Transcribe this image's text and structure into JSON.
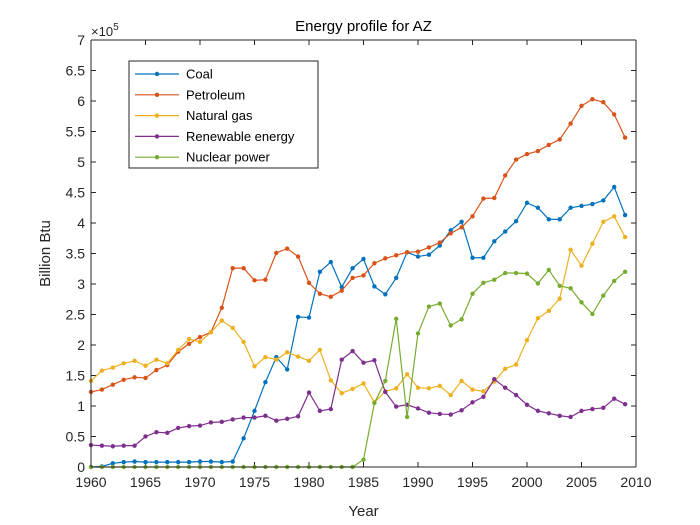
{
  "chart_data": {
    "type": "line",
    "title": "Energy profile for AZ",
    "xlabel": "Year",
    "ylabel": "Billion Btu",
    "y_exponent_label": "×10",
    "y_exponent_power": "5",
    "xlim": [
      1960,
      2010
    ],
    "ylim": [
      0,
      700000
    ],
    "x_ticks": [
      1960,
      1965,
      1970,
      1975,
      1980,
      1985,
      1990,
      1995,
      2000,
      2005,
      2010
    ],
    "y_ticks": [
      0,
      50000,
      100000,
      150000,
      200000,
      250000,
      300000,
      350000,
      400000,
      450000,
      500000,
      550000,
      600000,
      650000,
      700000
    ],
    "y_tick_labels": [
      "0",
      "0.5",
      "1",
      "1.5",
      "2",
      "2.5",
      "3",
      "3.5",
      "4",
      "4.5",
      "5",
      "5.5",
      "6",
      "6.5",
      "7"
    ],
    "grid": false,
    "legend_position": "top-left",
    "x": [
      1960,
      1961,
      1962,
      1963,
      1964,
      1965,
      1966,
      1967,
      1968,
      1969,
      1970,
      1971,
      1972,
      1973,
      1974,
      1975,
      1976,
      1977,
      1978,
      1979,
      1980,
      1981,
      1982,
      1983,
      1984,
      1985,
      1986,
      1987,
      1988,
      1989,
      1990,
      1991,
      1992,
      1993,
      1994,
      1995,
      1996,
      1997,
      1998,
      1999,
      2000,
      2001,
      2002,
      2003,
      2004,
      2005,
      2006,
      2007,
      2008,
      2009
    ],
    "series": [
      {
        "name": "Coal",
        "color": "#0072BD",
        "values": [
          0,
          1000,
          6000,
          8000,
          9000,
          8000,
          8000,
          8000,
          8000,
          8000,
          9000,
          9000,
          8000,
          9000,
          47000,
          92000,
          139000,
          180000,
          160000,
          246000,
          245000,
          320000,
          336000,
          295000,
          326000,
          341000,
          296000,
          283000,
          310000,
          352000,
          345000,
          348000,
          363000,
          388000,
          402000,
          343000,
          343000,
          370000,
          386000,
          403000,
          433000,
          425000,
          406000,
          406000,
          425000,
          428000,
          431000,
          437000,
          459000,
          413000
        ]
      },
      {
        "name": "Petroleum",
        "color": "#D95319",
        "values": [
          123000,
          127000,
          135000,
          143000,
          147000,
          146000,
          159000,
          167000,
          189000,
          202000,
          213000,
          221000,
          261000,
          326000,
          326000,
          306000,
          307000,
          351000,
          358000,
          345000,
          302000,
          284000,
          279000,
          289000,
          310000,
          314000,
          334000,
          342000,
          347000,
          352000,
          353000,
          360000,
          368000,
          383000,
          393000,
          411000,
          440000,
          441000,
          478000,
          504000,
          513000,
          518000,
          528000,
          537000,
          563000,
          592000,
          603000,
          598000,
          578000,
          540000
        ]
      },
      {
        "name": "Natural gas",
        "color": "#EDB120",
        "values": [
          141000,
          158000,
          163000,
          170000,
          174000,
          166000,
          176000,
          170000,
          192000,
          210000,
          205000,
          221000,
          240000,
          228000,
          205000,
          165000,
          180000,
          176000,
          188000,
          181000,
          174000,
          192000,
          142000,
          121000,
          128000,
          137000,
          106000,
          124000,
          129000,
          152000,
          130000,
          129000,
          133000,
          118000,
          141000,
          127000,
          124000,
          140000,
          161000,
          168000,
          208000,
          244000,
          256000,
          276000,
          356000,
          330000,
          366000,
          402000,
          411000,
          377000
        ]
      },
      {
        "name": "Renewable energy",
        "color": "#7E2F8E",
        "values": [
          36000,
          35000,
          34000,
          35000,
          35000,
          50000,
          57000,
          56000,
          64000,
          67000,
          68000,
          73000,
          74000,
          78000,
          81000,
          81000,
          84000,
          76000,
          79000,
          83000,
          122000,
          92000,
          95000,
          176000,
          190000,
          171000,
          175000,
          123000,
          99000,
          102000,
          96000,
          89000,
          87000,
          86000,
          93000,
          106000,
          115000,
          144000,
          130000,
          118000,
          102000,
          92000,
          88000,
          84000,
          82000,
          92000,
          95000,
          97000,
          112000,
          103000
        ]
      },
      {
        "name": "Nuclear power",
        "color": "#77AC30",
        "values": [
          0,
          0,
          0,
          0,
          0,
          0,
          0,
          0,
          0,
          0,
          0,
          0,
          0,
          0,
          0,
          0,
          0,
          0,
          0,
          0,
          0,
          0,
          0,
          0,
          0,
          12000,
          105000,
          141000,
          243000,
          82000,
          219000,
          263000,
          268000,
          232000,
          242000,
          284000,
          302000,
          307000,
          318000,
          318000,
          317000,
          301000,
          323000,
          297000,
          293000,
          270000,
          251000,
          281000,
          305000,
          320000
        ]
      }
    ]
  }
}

┄┄┄┄┄┄┄┄┄┄┄┄┄┄┄┄┄┄┄┄

» **Goal**
Quote all the lines above exactly as given. Do not include the pictures.

» **Reply**
Transcribe this image's text and structure into JSON.
{
  "chart_data": {
    "type": "line",
    "title": "Energy profile for AZ",
    "xlabel": "Year",
    "ylabel": "Billion Btu",
    "y_exponent_label": "×10",
    "y_exponent_power": "5",
    "xlim": [
      1960,
      2010
    ],
    "ylim": [
      0,
      700000
    ],
    "x_ticks": [
      1960,
      1965,
      1970,
      1975,
      1980,
      1985,
      1990,
      1995,
      2000,
      2005,
      2010
    ],
    "y_ticks": [
      0,
      50000,
      100000,
      150000,
      200000,
      250000,
      300000,
      350000,
      400000,
      450000,
      500000,
      550000,
      600000,
      650000,
      700000
    ],
    "y_tick_labels": [
      "0",
      "0.5",
      "1",
      "1.5",
      "2",
      "2.5",
      "3",
      "3.5",
      "4",
      "4.5",
      "5",
      "5.5",
      "6",
      "6.5",
      "7"
    ],
    "grid": false,
    "legend_position": "top-left",
    "x": [
      1960,
      1961,
      1962,
      1963,
      1964,
      1965,
      1966,
      1967,
      1968,
      1969,
      1970,
      1971,
      1972,
      1973,
      1974,
      1975,
      1976,
      1977,
      1978,
      1979,
      1980,
      1981,
      1982,
      1983,
      1984,
      1985,
      1986,
      1987,
      1988,
      1989,
      1990,
      1991,
      1992,
      1993,
      1994,
      1995,
      1996,
      1997,
      1998,
      1999,
      2000,
      2001,
      2002,
      2003,
      2004,
      2005,
      2006,
      2007,
      2008,
      2009
    ],
    "series": [
      {
        "name": "Coal",
        "color": "#0072BD",
        "values": [
          0,
          1000,
          6000,
          8000,
          9000,
          8000,
          8000,
          8000,
          8000,
          8000,
          9000,
          9000,
          8000,
          9000,
          47000,
          92000,
          139000,
          180000,
          160000,
          246000,
          245000,
          320000,
          336000,
          295000,
          326000,
          341000,
          296000,
          283000,
          310000,
          352000,
          345000,
          348000,
          363000,
          388000,
          402000,
          343000,
          343000,
          370000,
          386000,
          403000,
          433000,
          425000,
          406000,
          406000,
          425000,
          428000,
          431000,
          437000,
          459000,
          413000
        ]
      },
      {
        "name": "Petroleum",
        "color": "#D95319",
        "values": [
          123000,
          127000,
          135000,
          143000,
          147000,
          146000,
          159000,
          167000,
          189000,
          202000,
          213000,
          221000,
          261000,
          326000,
          326000,
          306000,
          307000,
          351000,
          358000,
          345000,
          302000,
          284000,
          279000,
          289000,
          310000,
          314000,
          334000,
          342000,
          347000,
          352000,
          353000,
          360000,
          368000,
          383000,
          393000,
          411000,
          440000,
          441000,
          478000,
          504000,
          513000,
          518000,
          528000,
          537000,
          563000,
          592000,
          603000,
          598000,
          578000,
          540000
        ]
      },
      {
        "name": "Natural gas",
        "color": "#EDB120",
        "values": [
          141000,
          158000,
          163000,
          170000,
          174000,
          166000,
          176000,
          170000,
          192000,
          210000,
          205000,
          221000,
          240000,
          228000,
          205000,
          165000,
          180000,
          176000,
          188000,
          181000,
          174000,
          192000,
          142000,
          121000,
          128000,
          137000,
          106000,
          124000,
          129000,
          152000,
          130000,
          129000,
          133000,
          118000,
          141000,
          127000,
          124000,
          140000,
          161000,
          168000,
          208000,
          244000,
          256000,
          276000,
          356000,
          330000,
          366000,
          402000,
          411000,
          377000
        ]
      },
      {
        "name": "Renewable energy",
        "color": "#7E2F8E",
        "values": [
          36000,
          35000,
          34000,
          35000,
          35000,
          50000,
          57000,
          56000,
          64000,
          67000,
          68000,
          73000,
          74000,
          78000,
          81000,
          81000,
          84000,
          76000,
          79000,
          83000,
          122000,
          92000,
          95000,
          176000,
          190000,
          171000,
          175000,
          123000,
          99000,
          102000,
          96000,
          89000,
          87000,
          86000,
          93000,
          106000,
          115000,
          144000,
          130000,
          118000,
          102000,
          92000,
          88000,
          84000,
          82000,
          92000,
          95000,
          97000,
          112000,
          103000
        ]
      },
      {
        "name": "Nuclear power",
        "color": "#77AC30",
        "values": [
          0,
          0,
          0,
          0,
          0,
          0,
          0,
          0,
          0,
          0,
          0,
          0,
          0,
          0,
          0,
          0,
          0,
          0,
          0,
          0,
          0,
          0,
          0,
          0,
          0,
          12000,
          105000,
          141000,
          243000,
          82000,
          219000,
          263000,
          268000,
          232000,
          242000,
          284000,
          302000,
          307000,
          318000,
          318000,
          317000,
          301000,
          323000,
          297000,
          293000,
          270000,
          251000,
          281000,
          305000,
          320000
        ]
      }
    ]
  }
}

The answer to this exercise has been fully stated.